* start *

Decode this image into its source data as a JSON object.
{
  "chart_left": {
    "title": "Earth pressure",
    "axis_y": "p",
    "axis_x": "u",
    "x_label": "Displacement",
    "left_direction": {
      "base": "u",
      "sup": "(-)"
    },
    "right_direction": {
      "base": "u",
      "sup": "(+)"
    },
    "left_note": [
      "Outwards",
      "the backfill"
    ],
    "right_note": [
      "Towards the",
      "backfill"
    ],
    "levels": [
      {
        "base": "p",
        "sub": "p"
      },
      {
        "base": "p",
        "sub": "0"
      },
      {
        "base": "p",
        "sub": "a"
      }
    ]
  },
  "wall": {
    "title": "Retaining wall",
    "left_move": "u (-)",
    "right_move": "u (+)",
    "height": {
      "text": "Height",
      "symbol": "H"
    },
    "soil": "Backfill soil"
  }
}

* end *

-- DO THIS --
Copy out the material above in its entirety. Every detail must match.

-- CORRECT ANSWER --
Decode this image into its source data as a JSON object.
{
  "chart_left": {
    "title": "Earth pressure",
    "axis_y": "p",
    "axis_x": "u",
    "x_label": "Displacement",
    "left_direction": {
      "base": "u",
      "sup": "(-)"
    },
    "right_direction": {
      "base": "u",
      "sup": "(+)"
    },
    "left_note": [
      "Outwards",
      "the backfill"
    ],
    "right_note": [
      "Towards the",
      "backfill"
    ],
    "levels": [
      {
        "base": "p",
        "sub": "p"
      },
      {
        "base": "p",
        "sub": "0"
      },
      {
        "base": "p",
        "sub": "a"
      }
    ]
  },
  "wall": {
    "title": "Retaining wall",
    "left_move": "u (-)",
    "right_move": "u (+)",
    "height": {
      "text": "Height",
      "symbol": "H"
    },
    "soil": "Backfill soil"
  }
}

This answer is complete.